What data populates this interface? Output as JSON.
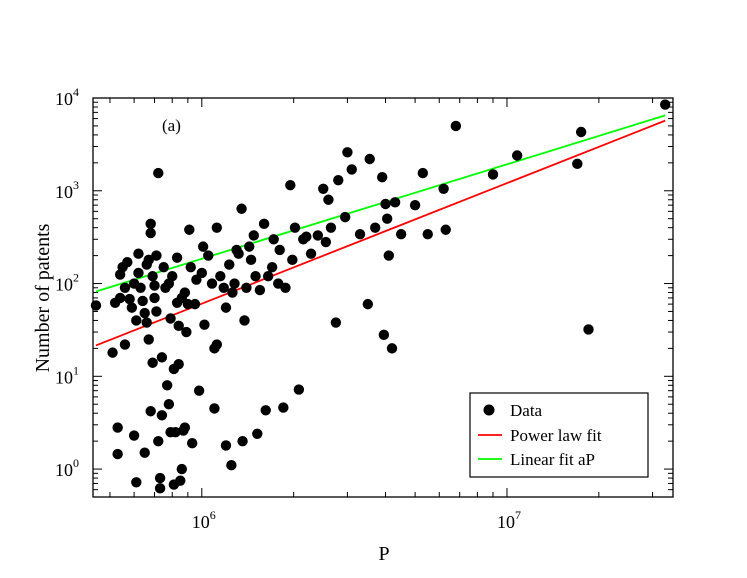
{
  "chart_data": {
    "type": "scatter",
    "title": "",
    "panel_label": "(a)",
    "xlabel": "P",
    "ylabel": "Number of patents",
    "xscale": "log",
    "yscale": "log",
    "xlim": [
      440000,
      35000000
    ],
    "ylim": [
      0.5,
      10000
    ],
    "x_ticks": [
      {
        "value": 1000000,
        "base": "10",
        "exp": "6"
      },
      {
        "value": 10000000,
        "base": "10",
        "exp": "7"
      }
    ],
    "y_ticks": [
      {
        "value": 1,
        "base": "10",
        "exp": "0"
      },
      {
        "value": 10,
        "base": "10",
        "exp": "1"
      },
      {
        "value": 100,
        "base": "10",
        "exp": "2"
      },
      {
        "value": 1000,
        "base": "10",
        "exp": "3"
      },
      {
        "value": 10000,
        "base": "10",
        "exp": "4"
      }
    ],
    "grid": false,
    "legend_position": "bottom-right",
    "series": [
      {
        "name": "Data",
        "kind": "points",
        "color": "#000000",
        "points": [
          [
            450000,
            58
          ],
          [
            510000,
            18
          ],
          [
            520000,
            62
          ],
          [
            530000,
            2.8
          ],
          [
            530000,
            1.45
          ],
          [
            540000,
            70
          ],
          [
            540000,
            125
          ],
          [
            550000,
            150
          ],
          [
            560000,
            22
          ],
          [
            560000,
            90
          ],
          [
            570000,
            170
          ],
          [
            580000,
            68
          ],
          [
            590000,
            55
          ],
          [
            600000,
            100
          ],
          [
            600000,
            2.3
          ],
          [
            610000,
            0.72
          ],
          [
            610000,
            40
          ],
          [
            620000,
            210
          ],
          [
            620000,
            130
          ],
          [
            630000,
            90
          ],
          [
            640000,
            65
          ],
          [
            650000,
            48
          ],
          [
            650000,
            1.5
          ],
          [
            660000,
            160
          ],
          [
            660000,
            38
          ],
          [
            670000,
            25
          ],
          [
            670000,
            180
          ],
          [
            680000,
            350
          ],
          [
            680000,
            440
          ],
          [
            680000,
            4.2
          ],
          [
            690000,
            14
          ],
          [
            690000,
            120
          ],
          [
            700000,
            95
          ],
          [
            700000,
            70
          ],
          [
            710000,
            50
          ],
          [
            710000,
            200
          ],
          [
            720000,
            1550
          ],
          [
            720000,
            2
          ],
          [
            730000,
            0.62
          ],
          [
            730000,
            0.8
          ],
          [
            740000,
            3.8
          ],
          [
            740000,
            16
          ],
          [
            750000,
            150
          ],
          [
            760000,
            90
          ],
          [
            770000,
            8
          ],
          [
            780000,
            5
          ],
          [
            780000,
            100
          ],
          [
            790000,
            42
          ],
          [
            790000,
            2.5
          ],
          [
            800000,
            120
          ],
          [
            810000,
            0.68
          ],
          [
            810000,
            12
          ],
          [
            820000,
            2.5
          ],
          [
            830000,
            62
          ],
          [
            830000,
            190
          ],
          [
            840000,
            35
          ],
          [
            840000,
            13.5
          ],
          [
            850000,
            0.75
          ],
          [
            860000,
            1
          ],
          [
            860000,
            70
          ],
          [
            870000,
            2.6
          ],
          [
            880000,
            80
          ],
          [
            880000,
            2.8
          ],
          [
            890000,
            30
          ],
          [
            900000,
            60
          ],
          [
            910000,
            380
          ],
          [
            920000,
            150
          ],
          [
            930000,
            1.9
          ],
          [
            950000,
            60
          ],
          [
            960000,
            110
          ],
          [
            980000,
            7
          ],
          [
            1000000,
            130
          ],
          [
            1010000,
            250
          ],
          [
            1020000,
            36
          ],
          [
            1050000,
            200
          ],
          [
            1080000,
            100
          ],
          [
            1100000,
            4.5
          ],
          [
            1100000,
            20
          ],
          [
            1120000,
            22
          ],
          [
            1120000,
            400
          ],
          [
            1150000,
            120
          ],
          [
            1180000,
            90
          ],
          [
            1200000,
            55
          ],
          [
            1200000,
            1.8
          ],
          [
            1230000,
            160
          ],
          [
            1250000,
            1.1
          ],
          [
            1260000,
            80
          ],
          [
            1280000,
            100
          ],
          [
            1300000,
            230
          ],
          [
            1320000,
            210
          ],
          [
            1350000,
            640
          ],
          [
            1360000,
            2
          ],
          [
            1380000,
            40
          ],
          [
            1400000,
            90
          ],
          [
            1430000,
            250
          ],
          [
            1450000,
            180
          ],
          [
            1480000,
            330
          ],
          [
            1500000,
            120
          ],
          [
            1520000,
            2.4
          ],
          [
            1550000,
            85
          ],
          [
            1600000,
            440
          ],
          [
            1620000,
            4.3
          ],
          [
            1650000,
            120
          ],
          [
            1700000,
            150
          ],
          [
            1720000,
            300
          ],
          [
            1780000,
            100
          ],
          [
            1800000,
            230
          ],
          [
            1850000,
            4.6
          ],
          [
            1880000,
            90
          ],
          [
            1950000,
            1150
          ],
          [
            1980000,
            180
          ],
          [
            2020000,
            400
          ],
          [
            2080000,
            7.2
          ],
          [
            2150000,
            300
          ],
          [
            2200000,
            320
          ],
          [
            2280000,
            210
          ],
          [
            2400000,
            330
          ],
          [
            2500000,
            1050
          ],
          [
            2550000,
            280
          ],
          [
            2600000,
            800
          ],
          [
            2650000,
            400
          ],
          [
            2750000,
            38
          ],
          [
            2800000,
            1300
          ],
          [
            2950000,
            520
          ],
          [
            3000000,
            2600
          ],
          [
            3100000,
            1700
          ],
          [
            3300000,
            340
          ],
          [
            3500000,
            60
          ],
          [
            3550000,
            2200
          ],
          [
            3700000,
            400
          ],
          [
            3900000,
            1400
          ],
          [
            3950000,
            28
          ],
          [
            4000000,
            720
          ],
          [
            4050000,
            500
          ],
          [
            4100000,
            200
          ],
          [
            4200000,
            20
          ],
          [
            4300000,
            750
          ],
          [
            4500000,
            340
          ],
          [
            5000000,
            700
          ],
          [
            5300000,
            1550
          ],
          [
            5500000,
            340
          ],
          [
            6200000,
            1050
          ],
          [
            6300000,
            380
          ],
          [
            6800000,
            5000
          ],
          [
            9000000,
            1500
          ],
          [
            10800000,
            2400
          ],
          [
            17000000,
            1950
          ],
          [
            17500000,
            4300
          ],
          [
            18500000,
            32
          ],
          [
            33000000,
            8500
          ]
        ]
      },
      {
        "name": "Power law fit",
        "kind": "line",
        "color": "#ff0000",
        "points": [
          [
            450000,
            21.5
          ],
          [
            33000000,
            5700
          ]
        ]
      },
      {
        "name": "Linear fit aP",
        "kind": "line",
        "color": "#00ff00",
        "points": [
          [
            450000,
            82
          ],
          [
            33000000,
            6500
          ]
        ]
      }
    ]
  }
}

- [Set task]: Extract lines where the string "color" occurs.

- [Written solution]:
        "color": "#000000",
        "color": "#ff0000",
        "color": "#00ff00",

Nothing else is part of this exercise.